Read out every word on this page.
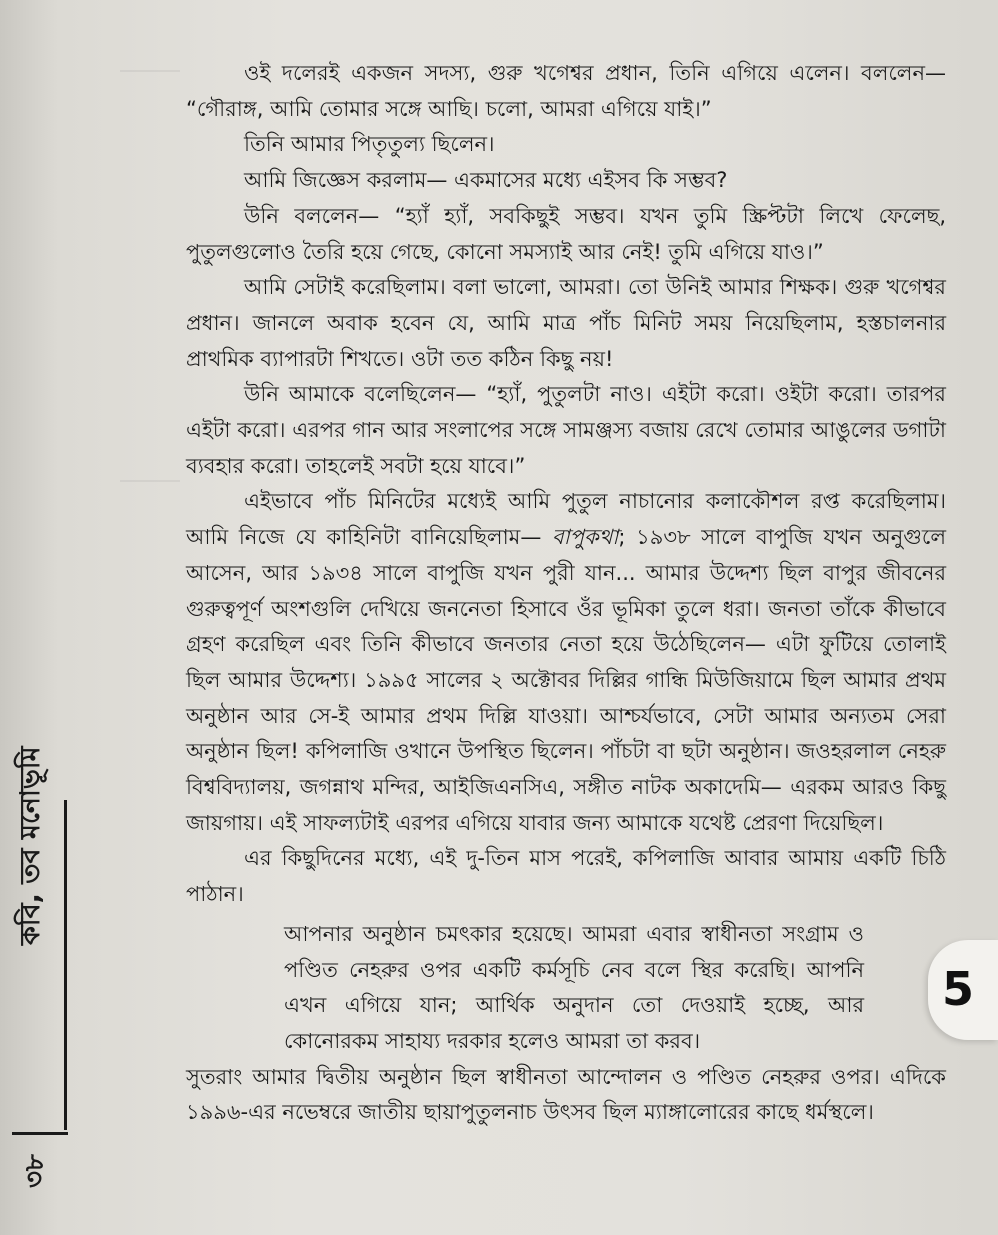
ওই দলেরই একজন সদস্য, গুরু খগেশ্বর প্রধান, তিনি এগিয়ে এলেন। বললেন— “গৌরাঙ্গ, আমি তোমার সঙ্গে আছি। চলো, আমরা এগিয়ে যাই।”

তিনি আমার পিতৃতুল্য ছিলেন।

আমি জিজ্ঞেস করলাম— একমাসের মধ্যে এইসব কি সম্ভব?

উনি বললেন— “হ্যাঁ হ্যাঁ, সবকিছুই সম্ভব। যখন তুমি স্ক্রিপ্টটা লিখে ফেলেছ, পুতুলগুলোও তৈরি হয়ে গেছে, কোনো সমস্যাই আর নেই! তুমি এগিয়ে যাও।”

আমি সেটাই করেছিলাম। বলা ভালো, আমরা। তো উনিই আমার শিক্ষক। গুরু খগেশ্বর প্রধান। জানলে অবাক হবেন যে, আমি মাত্র পাঁচ মিনিট সময় নিয়েছিলাম, হস্তচালনার প্রাথমিক ব্যাপারটা শিখতে। ওটা তত কঠিন কিছু নয়!

উনি আমাকে বলেছিলেন— “হ্যাঁ, পুতুলটা নাও। এইটা করো। ওইটা করো। তারপর এইটা করো। এরপর গান আর সংলাপের সঙ্গে সামঞ্জস্য বজায় রেখে তোমার আঙুলের ডগাটা ব্যবহার করো। তাহলেই সবটা হয়ে যাবে।”

এইভাবে পাঁচ মিনিটের মধ্যেই আমি পুতুল নাচানোর কলাকৌশল রপ্ত করেছিলাম। আমি নিজে যে কাহিনিটা বানিয়েছিলাম— বাপুকথা; ১৯৩৮ সালে বাপুজি যখন অনুগুলে আসেন, আর ১৯৩৪ সালে বাপুজি যখন পুরী যান... আমার উদ্দেশ্য ছিল বাপুর জীবনের গুরুত্বপূর্ণ অংশগুলি দেখিয়ে জননেতা হিসাবে ওঁর ভূমিকা তুলে ধরা। জনতা তাঁকে কীভাবে গ্রহণ করেছিল এবং তিনি কীভাবে জনতার নেতা হয়ে উঠেছিলেন— এটা ফুটিয়ে তোলাই ছিল আমার উদ্দেশ্য। ১৯৯৫ সালের ২ অক্টোবর দিল্লির গান্ধি মিউজিয়ামে ছিল আমার প্রথম অনুষ্ঠান আর সে-ই আমার প্রথম দিল্লি যাওয়া। আশ্চর্যভাবে, সেটা আমার অন্যতম সেরা অনুষ্ঠান ছিল! কপিলাজি ওখানে উপস্থিত ছিলেন। পাঁচটা বা ছটা অনুষ্ঠান। জওহরলাল নেহরু বিশ্ববিদ্যালয়, জগন্নাথ মন্দির, আইজিএনসিএ, সঙ্গীত নাটক অকাদেমি— এরকম আরও কিছু জায়গায়। এই সাফল্যটাই এরপর এগিয়ে যাবার জন্য আমাকে যথেষ্ট প্রেরণা দিয়েছিল।

এর কিছুদিনের মধ্যে, এই দু-তিন মাস পরেই, কপিলাজি আবার আমায় একটি চিঠি পাঠান।

আপনার অনুষ্ঠান চমৎকার হয়েছে। আমরা এবার স্বাধীনতা সংগ্রাম ও পণ্ডিত নেহরুর ওপর একটি কর্মসূচি নেব বলে স্থির করেছি। আপনি এখন এগিয়ে যান; আর্থিক অনুদান তো দেওয়াই হচ্ছে, আর কোনোরকম সাহায্য দরকার হলেও আমরা তা করব।

সুতরাং আমার দ্বিতীয় অনুষ্ঠান ছিল স্বাধীনতা আন্দোলন ও পণ্ডিত নেহরুর ওপর। এদিকে ১৯৯৬-এর নভেম্বরে জাতীয় ছায়াপুতুলনাচ উৎসব ছিল ম্যাঙ্গালোরের কাছে ধর্মস্থলে।

কবি, তব মনোভূমি
৩৮
5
========================
- [Directions] Looking at the records above, say how many lines hold the string "এরপর". Write nothing but the number.

- [Written answer] 2